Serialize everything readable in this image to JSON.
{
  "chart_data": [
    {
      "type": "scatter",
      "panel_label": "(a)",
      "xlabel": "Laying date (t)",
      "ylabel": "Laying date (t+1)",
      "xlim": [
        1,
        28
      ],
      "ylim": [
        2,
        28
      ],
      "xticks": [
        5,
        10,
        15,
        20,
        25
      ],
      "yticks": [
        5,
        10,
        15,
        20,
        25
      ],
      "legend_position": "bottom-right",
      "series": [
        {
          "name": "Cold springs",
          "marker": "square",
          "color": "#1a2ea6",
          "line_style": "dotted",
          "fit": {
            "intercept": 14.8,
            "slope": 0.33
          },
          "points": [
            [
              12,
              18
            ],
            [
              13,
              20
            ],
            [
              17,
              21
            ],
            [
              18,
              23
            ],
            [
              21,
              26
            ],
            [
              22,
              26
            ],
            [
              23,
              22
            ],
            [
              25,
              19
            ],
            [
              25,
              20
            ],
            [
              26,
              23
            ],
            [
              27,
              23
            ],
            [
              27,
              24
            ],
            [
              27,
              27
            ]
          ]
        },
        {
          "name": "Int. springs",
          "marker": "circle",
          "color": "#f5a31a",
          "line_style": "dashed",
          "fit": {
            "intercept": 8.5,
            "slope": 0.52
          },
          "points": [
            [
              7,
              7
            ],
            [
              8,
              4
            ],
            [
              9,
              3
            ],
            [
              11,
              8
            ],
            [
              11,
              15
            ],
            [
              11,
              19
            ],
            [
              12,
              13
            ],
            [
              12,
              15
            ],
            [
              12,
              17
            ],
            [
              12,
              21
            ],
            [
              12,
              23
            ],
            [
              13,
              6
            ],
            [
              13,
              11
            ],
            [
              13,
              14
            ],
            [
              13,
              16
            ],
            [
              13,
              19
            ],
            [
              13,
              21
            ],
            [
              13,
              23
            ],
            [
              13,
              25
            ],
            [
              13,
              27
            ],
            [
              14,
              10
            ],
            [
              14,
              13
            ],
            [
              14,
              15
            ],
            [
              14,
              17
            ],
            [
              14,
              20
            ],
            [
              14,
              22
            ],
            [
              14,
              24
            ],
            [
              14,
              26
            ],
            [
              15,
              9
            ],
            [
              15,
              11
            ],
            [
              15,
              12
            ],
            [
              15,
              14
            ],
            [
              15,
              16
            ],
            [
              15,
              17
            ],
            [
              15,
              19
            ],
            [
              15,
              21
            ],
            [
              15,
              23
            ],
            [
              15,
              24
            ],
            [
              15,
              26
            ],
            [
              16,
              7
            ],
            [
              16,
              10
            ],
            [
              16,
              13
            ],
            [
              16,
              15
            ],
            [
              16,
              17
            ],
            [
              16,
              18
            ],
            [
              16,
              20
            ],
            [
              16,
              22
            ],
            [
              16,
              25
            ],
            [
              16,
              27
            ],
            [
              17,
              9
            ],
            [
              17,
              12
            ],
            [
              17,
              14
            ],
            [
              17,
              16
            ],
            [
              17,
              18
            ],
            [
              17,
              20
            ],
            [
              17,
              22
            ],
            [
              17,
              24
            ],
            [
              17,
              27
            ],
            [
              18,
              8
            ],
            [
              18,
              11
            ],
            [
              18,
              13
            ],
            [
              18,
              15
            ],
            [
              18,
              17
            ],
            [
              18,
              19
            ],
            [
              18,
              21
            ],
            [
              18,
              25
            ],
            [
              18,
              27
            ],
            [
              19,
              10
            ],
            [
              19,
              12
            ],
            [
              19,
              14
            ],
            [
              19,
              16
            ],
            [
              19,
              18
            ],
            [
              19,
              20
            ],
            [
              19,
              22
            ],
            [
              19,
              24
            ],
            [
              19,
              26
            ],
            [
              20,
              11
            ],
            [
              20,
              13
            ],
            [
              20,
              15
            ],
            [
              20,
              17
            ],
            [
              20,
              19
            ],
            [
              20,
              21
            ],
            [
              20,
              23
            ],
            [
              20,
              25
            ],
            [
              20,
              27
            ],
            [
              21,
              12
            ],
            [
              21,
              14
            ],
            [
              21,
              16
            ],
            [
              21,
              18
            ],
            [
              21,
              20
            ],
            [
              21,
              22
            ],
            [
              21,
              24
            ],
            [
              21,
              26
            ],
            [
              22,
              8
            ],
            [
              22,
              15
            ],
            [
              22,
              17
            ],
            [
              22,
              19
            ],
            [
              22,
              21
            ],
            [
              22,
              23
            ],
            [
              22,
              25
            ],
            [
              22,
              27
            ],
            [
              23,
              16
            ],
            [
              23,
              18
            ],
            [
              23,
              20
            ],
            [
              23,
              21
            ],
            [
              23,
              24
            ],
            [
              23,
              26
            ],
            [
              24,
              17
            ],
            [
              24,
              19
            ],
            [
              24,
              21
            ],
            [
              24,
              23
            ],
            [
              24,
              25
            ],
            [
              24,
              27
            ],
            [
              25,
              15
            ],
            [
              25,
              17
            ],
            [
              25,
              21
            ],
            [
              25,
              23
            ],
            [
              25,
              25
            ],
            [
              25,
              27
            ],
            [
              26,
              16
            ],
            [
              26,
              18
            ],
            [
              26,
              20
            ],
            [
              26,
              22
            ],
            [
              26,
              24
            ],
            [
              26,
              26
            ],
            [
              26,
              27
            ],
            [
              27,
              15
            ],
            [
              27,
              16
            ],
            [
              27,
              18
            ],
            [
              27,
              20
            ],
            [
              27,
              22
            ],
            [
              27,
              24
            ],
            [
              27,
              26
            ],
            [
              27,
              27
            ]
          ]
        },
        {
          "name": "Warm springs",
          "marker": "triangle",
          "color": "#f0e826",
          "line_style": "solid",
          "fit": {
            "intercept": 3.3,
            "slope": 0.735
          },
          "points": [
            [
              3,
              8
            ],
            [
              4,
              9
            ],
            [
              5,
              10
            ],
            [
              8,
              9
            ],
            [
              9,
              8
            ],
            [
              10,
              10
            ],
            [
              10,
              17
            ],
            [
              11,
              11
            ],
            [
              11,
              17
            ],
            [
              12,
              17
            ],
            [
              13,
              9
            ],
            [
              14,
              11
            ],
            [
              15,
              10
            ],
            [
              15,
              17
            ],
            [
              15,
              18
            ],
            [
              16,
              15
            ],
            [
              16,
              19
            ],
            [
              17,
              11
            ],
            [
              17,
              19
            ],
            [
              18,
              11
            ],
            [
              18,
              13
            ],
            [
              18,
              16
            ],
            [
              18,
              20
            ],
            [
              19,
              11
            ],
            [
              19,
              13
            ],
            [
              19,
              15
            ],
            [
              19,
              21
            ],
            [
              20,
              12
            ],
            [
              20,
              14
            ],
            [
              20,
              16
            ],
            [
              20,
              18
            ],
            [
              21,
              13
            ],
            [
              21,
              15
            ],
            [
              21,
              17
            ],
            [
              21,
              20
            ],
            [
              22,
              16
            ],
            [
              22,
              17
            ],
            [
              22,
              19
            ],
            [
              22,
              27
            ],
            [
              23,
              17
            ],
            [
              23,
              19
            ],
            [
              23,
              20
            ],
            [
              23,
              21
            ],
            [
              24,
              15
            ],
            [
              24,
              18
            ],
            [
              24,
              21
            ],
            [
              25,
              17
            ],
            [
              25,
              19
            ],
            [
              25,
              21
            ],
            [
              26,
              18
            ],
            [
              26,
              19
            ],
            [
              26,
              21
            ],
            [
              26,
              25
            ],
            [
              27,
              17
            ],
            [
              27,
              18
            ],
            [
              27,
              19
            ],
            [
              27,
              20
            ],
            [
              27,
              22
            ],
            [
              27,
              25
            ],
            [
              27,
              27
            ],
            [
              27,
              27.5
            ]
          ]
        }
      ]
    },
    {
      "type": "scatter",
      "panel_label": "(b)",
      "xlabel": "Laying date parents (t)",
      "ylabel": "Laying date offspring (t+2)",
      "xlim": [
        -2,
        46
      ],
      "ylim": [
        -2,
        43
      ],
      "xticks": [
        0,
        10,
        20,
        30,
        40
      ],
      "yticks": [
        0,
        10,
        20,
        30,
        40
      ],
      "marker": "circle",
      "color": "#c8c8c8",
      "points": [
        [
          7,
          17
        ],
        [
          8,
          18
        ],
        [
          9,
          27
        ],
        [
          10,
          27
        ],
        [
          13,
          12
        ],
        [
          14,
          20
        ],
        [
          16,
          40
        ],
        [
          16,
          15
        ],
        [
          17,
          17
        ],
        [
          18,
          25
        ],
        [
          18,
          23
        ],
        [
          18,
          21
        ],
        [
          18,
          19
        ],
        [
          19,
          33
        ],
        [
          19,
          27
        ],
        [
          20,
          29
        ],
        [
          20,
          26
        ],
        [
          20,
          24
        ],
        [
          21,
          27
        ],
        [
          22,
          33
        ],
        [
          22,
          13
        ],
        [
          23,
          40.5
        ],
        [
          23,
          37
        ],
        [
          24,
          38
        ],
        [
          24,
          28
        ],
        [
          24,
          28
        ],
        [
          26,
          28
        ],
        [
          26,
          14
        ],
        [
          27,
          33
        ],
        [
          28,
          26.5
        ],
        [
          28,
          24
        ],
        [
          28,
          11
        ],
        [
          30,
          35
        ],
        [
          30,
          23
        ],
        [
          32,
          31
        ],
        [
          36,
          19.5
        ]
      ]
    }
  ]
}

• INSTRUCTIONS FOR THE TASK:
Check each line of these records for the string "springs" and state only how many lines have it.

• WRITTEN SOLUTION:
3